◆ Task instructions ◆
Pick out the lines below that contain the string "icon" and copy them all.

Stored data
--------------------

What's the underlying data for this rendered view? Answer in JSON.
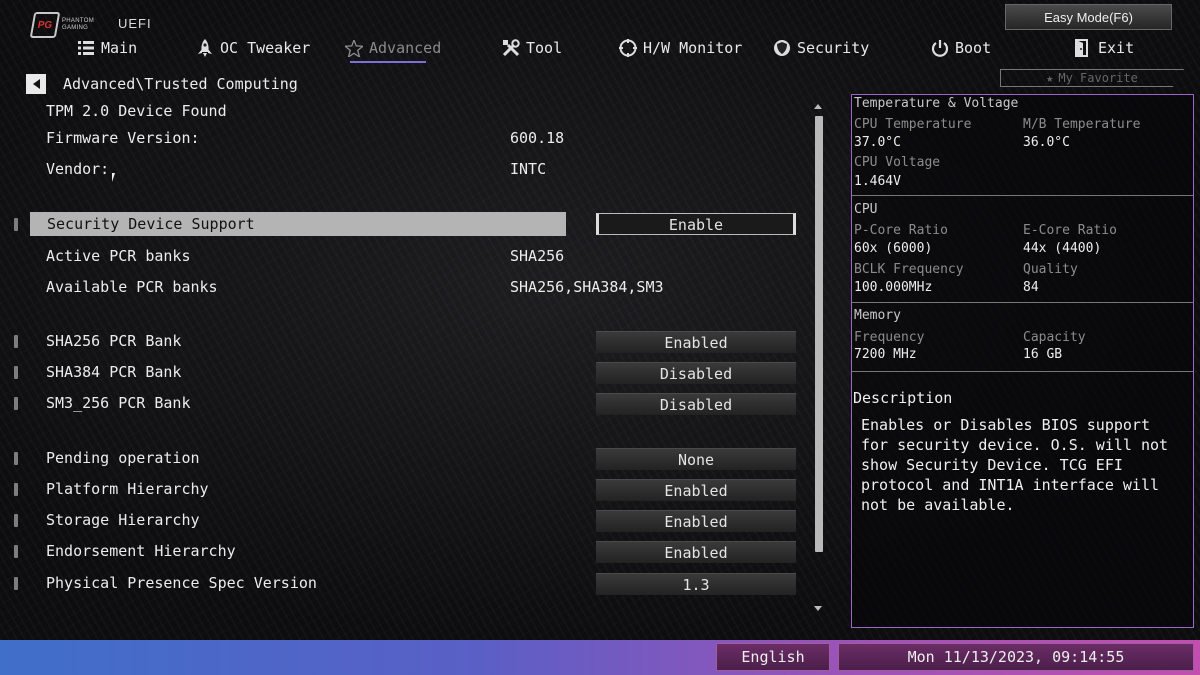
{
  "brand": {
    "logo_text": "PHANTOM GAMING",
    "uefi_label": "UEFI"
  },
  "easy_mode": "Easy Mode(F6)",
  "tabs": [
    {
      "label": "Main",
      "icon": "list-icon"
    },
    {
      "label": "OC Tweaker",
      "icon": "rocket-icon"
    },
    {
      "label": "Advanced",
      "icon": "star-icon",
      "active": true
    },
    {
      "label": "Tool",
      "icon": "tools-icon"
    },
    {
      "label": "H/W Monitor",
      "icon": "monitor-icon"
    },
    {
      "label": "Security",
      "icon": "shield-icon"
    },
    {
      "label": "Boot",
      "icon": "power-icon"
    },
    {
      "label": "Exit",
      "icon": "exit-icon"
    }
  ],
  "favorite": "My Favorite",
  "breadcrumb": "Advanced\\Trusted Computing",
  "info": {
    "device_found": "TPM 2.0 Device Found",
    "firmware_label": "Firmware Version:",
    "firmware_value": "600.18",
    "vendor_label": "Vendor:",
    "vendor_value": "INTC",
    "active_pcr_label": "Active PCR banks",
    "active_pcr_value": "SHA256",
    "available_pcr_label": "Available PCR banks",
    "available_pcr_value": "SHA256,SHA384,SM3"
  },
  "settings": {
    "security_device_support": {
      "label": "Security Device Support",
      "value": "Enable"
    },
    "sha256": {
      "label": "SHA256 PCR Bank",
      "value": "Enabled"
    },
    "sha384": {
      "label": "SHA384 PCR Bank",
      "value": "Disabled"
    },
    "sm3": {
      "label": "SM3_256 PCR Bank",
      "value": "Disabled"
    },
    "pending": {
      "label": "Pending operation",
      "value": "None"
    },
    "platform": {
      "label": "Platform Hierarchy",
      "value": "Enabled"
    },
    "storage": {
      "label": "Storage Hierarchy",
      "value": "Enabled"
    },
    "endorsement": {
      "label": "Endorsement Hierarchy",
      "value": "Enabled"
    },
    "pps_version": {
      "label": "Physical Presence Spec Version",
      "value": "1.3"
    }
  },
  "panel": {
    "temp_title": "Temperature & Voltage",
    "cpu_temp_label": "CPU Temperature",
    "cpu_temp_value": "37.0°C",
    "mb_temp_label": "M/B Temperature",
    "mb_temp_value": "36.0°C",
    "cpu_voltage_label": "CPU Voltage",
    "cpu_voltage_value": "1.464V",
    "cpu_title": "CPU",
    "pcore_label": "P-Core Ratio",
    "pcore_value": "60x (6000)",
    "ecore_label": "E-Core Ratio",
    "ecore_value": "44x (4400)",
    "bclk_label": "BCLK Frequency",
    "bclk_value": "100.000MHz",
    "quality_label": "Quality",
    "quality_value": "84",
    "memory_title": "Memory",
    "freq_label": "Frequency",
    "freq_value": "7200 MHz",
    "capacity_label": "Capacity",
    "capacity_value": "16 GB",
    "description_title": "Description",
    "description_text": "Enables or Disables BIOS support for security device. O.S. will not show Security Device. TCG EFI protocol and INT1A interface will not be available."
  },
  "footer": {
    "language": "English",
    "datetime": "Mon 11/13/2023, 09:14:55"
  },
  "colors": {
    "accent": "#7c6fd8",
    "panel_border": "#9a66c9",
    "highlight": "#b4b4b4"
  }
}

--------------------

◆ Exercise answer ◆
      "icon": "list-icon"
      "icon": "rocket-icon"
      "icon": "star-icon",
      "icon": "tools-icon"
      "icon": "monitor-icon"
      "icon": "shield-icon"
      "icon": "power-icon"
      "icon": "exit-icon"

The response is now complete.